| What is being asked |
Repeat the listing in full, word for word.

Saved entries:
※
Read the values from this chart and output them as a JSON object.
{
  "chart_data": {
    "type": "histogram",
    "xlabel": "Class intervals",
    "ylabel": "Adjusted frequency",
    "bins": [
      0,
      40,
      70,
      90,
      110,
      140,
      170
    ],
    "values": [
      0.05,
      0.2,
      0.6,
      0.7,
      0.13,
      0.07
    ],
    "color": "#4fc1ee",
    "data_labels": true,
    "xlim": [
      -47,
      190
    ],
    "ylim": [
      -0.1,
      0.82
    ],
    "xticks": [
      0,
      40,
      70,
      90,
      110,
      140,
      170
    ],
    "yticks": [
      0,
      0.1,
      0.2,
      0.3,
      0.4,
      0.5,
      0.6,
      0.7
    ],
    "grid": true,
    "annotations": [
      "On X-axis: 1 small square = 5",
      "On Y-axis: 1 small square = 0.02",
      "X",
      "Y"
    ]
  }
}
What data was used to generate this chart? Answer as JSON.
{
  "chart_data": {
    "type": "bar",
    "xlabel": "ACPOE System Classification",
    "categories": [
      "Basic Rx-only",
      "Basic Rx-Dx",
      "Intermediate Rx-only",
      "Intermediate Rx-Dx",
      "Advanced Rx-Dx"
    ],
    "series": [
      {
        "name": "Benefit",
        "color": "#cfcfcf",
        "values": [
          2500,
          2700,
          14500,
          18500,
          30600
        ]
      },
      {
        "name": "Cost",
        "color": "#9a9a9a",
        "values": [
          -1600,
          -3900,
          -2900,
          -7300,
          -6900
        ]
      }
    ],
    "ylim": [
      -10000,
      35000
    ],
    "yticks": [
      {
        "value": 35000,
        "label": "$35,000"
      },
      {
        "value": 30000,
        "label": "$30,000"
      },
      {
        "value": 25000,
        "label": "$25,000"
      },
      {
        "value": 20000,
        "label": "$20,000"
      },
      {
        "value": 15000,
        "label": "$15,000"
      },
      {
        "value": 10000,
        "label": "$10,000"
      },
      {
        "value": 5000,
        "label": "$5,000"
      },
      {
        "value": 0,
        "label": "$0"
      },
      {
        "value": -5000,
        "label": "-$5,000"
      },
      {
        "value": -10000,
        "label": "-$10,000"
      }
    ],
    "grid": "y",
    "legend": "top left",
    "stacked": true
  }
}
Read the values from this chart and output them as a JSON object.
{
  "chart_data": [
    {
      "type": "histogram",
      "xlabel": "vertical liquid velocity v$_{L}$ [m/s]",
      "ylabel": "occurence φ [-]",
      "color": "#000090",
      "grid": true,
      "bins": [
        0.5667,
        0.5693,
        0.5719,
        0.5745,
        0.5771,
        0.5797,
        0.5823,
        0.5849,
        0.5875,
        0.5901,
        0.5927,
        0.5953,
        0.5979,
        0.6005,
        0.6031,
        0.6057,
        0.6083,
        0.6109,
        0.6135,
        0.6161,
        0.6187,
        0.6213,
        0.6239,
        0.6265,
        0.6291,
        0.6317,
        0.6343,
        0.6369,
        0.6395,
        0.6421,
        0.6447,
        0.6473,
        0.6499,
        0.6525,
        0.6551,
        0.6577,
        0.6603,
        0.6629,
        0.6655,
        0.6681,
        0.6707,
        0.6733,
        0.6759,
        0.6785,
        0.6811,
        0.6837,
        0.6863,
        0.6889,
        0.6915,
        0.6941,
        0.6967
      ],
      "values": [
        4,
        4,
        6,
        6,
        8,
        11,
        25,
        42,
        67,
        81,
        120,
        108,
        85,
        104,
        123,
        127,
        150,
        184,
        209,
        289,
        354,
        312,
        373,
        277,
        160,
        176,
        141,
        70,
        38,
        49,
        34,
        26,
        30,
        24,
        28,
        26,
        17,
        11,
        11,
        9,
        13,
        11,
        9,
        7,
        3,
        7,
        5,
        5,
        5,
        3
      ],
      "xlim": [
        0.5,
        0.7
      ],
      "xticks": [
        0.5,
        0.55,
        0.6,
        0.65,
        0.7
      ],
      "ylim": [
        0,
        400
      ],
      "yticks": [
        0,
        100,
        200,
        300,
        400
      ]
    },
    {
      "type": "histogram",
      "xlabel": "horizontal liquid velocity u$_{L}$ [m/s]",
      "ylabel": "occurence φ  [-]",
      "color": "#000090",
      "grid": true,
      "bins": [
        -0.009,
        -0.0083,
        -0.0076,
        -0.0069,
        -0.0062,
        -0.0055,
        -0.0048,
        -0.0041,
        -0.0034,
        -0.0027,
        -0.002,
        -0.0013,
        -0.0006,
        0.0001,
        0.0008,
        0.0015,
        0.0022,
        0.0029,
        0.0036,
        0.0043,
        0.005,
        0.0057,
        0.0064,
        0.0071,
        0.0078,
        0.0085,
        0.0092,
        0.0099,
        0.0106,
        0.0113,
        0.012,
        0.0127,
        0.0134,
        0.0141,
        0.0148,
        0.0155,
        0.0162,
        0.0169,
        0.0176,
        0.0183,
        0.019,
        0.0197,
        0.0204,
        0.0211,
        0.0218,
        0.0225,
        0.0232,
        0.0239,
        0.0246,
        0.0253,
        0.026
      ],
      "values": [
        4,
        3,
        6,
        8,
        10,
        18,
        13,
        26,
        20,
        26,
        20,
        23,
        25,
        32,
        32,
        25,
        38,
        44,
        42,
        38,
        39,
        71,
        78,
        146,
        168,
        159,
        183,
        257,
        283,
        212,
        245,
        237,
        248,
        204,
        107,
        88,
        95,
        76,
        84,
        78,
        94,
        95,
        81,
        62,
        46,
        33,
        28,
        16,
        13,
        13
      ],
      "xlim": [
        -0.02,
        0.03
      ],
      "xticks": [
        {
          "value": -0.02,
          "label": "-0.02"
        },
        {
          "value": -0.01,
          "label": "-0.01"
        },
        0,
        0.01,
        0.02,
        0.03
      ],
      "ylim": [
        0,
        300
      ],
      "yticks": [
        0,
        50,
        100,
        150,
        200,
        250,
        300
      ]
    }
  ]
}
※
| Answer to the task |
Read the values from this chart and output them as a JSON object.
{
  "chart_data": {
    "type": "histogram",
    "xlabel": "Class intervals",
    "ylabel": "Adjusted frequency",
    "bins": [
      0,
      40,
      70,
      90,
      110,
      140,
      170
    ],
    "values": [
      0.05,
      0.2,
      0.6,
      0.7,
      0.13,
      0.07
    ],
    "color": "#4fc1ee",
    "data_labels": true,
    "xlim": [
      -47,
      190
    ],
    "ylim": [
      -0.1,
      0.82
    ],
    "xticks": [
      0,
      40,
      70,
      90,
      110,
      140,
      170
    ],
    "yticks": [
      0,
      0.1,
      0.2,
      0.3,
      0.4,
      0.5,
      0.6,
      0.7
    ],
    "grid": true,
    "annotations": [
      "On X-axis: 1 small square = 5",
      "On Y-axis: 1 small square = 0.02",
      "X",
      "Y"
    ]
  }
}
What data was used to generate this chart? Answer as JSON.
{
  "chart_data": {
    "type": "bar",
    "xlabel": "ACPOE System Classification",
    "categories": [
      "Basic Rx-only",
      "Basic Rx-Dx",
      "Intermediate Rx-only",
      "Intermediate Rx-Dx",
      "Advanced Rx-Dx"
    ],
    "series": [
      {
        "name": "Benefit",
        "color": "#cfcfcf",
        "values": [
          2500,
          2700,
          14500,
          18500,
          30600
        ]
      },
      {
        "name": "Cost",
        "color": "#9a9a9a",
        "values": [
          -1600,
          -3900,
          -2900,
          -7300,
          -6900
        ]
      }
    ],
    "ylim": [
      -10000,
      35000
    ],
    "yticks": [
      {
        "value": 35000,
        "label": "$35,000"
      },
      {
        "value": 30000,
        "label": "$30,000"
      },
      {
        "value": 25000,
        "label": "$25,000"
      },
      {
        "value": 20000,
        "label": "$20,000"
      },
      {
        "value": 15000,
        "label": "$15,000"
      },
      {
        "value": 10000,
        "label": "$10,000"
      },
      {
        "value": 5000,
        "label": "$5,000"
      },
      {
        "value": 0,
        "label": "$0"
      },
      {
        "value": -5000,
        "label": "-$5,000"
      },
      {
        "value": -10000,
        "label": "-$10,000"
      }
    ],
    "grid": "y",
    "legend": "top left",
    "stacked": true
  }
}
Read the values from this chart and output them as a JSON object.
{
  "chart_data": [
    {
      "type": "histogram",
      "xlabel": "vertical liquid velocity v$_{L}$ [m/s]",
      "ylabel": "occurence φ [-]",
      "color": "#000090",
      "grid": true,
      "bins": [
        0.5667,
        0.5693,
        0.5719,
        0.5745,
        0.5771,
        0.5797,
        0.5823,
        0.5849,
        0.5875,
        0.5901,
        0.5927,
        0.5953,
        0.5979,
        0.6005,
        0.6031,
        0.6057,
        0.6083,
        0.6109,
        0.6135,
        0.6161,
        0.6187,
        0.6213,
        0.6239,
        0.6265,
        0.6291,
        0.6317,
        0.6343,
        0.6369,
        0.6395,
        0.6421,
        0.6447,
        0.6473,
        0.6499,
        0.6525,
        0.6551,
        0.6577,
        0.6603,
        0.6629,
        0.6655,
        0.6681,
        0.6707,
        0.6733,
        0.6759,
        0.6785,
        0.6811,
        0.6837,
        0.6863,
        0.6889,
        0.6915,
        0.6941,
        0.6967
      ],
      "values": [
        4,
        4,
        6,
        6,
        8,
        11,
        25,
        42,
        67,
        81,
        120,
        108,
        85,
        104,
        123,
        127,
        150,
        184,
        209,
        289,
        354,
        312,
        373,
        277,
        160,
        176,
        141,
        70,
        38,
        49,
        34,
        26,
        30,
        24,
        28,
        26,
        17,
        11,
        11,
        9,
        13,
        11,
        9,
        7,
        3,
        7,
        5,
        5,
        5,
        3
      ],
      "xlim": [
        0.5,
        0.7
      ],
      "xticks": [
        0.5,
        0.55,
        0.6,
        0.65,
        0.7
      ],
      "ylim": [
        0,
        400
      ],
      "yticks": [
        0,
        100,
        200,
        300,
        400
      ]
    },
    {
      "type": "histogram",
      "xlabel": "horizontal liquid velocity u$_{L}$ [m/s]",
      "ylabel": "occurence φ  [-]",
      "color": "#000090",
      "grid": true,
      "bins": [
        -0.009,
        -0.0083,
        -0.0076,
        -0.0069,
        -0.0062,
        -0.0055,
        -0.0048,
        -0.0041,
        -0.0034,
        -0.0027,
        -0.002,
        -0.0013,
        -0.0006,
        0.0001,
        0.0008,
        0.0015,
        0.0022,
        0.0029,
        0.0036,
        0.0043,
        0.005,
        0.0057,
        0.0064,
        0.0071,
        0.0078,
        0.0085,
        0.0092,
        0.0099,
        0.0106,
        0.0113,
        0.012,
        0.0127,
        0.0134,
        0.0141,
        0.0148,
        0.0155,
        0.0162,
        0.0169,
        0.0176,
        0.0183,
        0.019,
        0.0197,
        0.0204,
        0.0211,
        0.0218,
        0.0225,
        0.0232,
        0.0239,
        0.0246,
        0.0253,
        0.026
      ],
      "values": [
        4,
        3,
        6,
        8,
        10,
        18,
        13,
        26,
        20,
        26,
        20,
        23,
        25,
        32,
        32,
        25,
        38,
        44,
        42,
        38,
        39,
        71,
        78,
        146,
        168,
        159,
        183,
        257,
        283,
        212,
        245,
        237,
        248,
        204,
        107,
        88,
        95,
        76,
        84,
        78,
        94,
        95,
        81,
        62,
        46,
        33,
        28,
        16,
        13,
        13
      ],
      "xlim": [
        -0.02,
        0.03
      ],
      "xticks": [
        {
          "value": -0.02,
          "label": "-0.02"
        },
        {
          "value": -0.01,
          "label": "-0.01"
        },
        0,
        0.01,
        0.02,
        0.03
      ],
      "ylim": [
        0,
        300
      ],
      "yticks": [
        0,
        50,
        100,
        150,
        200,
        250,
        300
      ]
    }
  ]
}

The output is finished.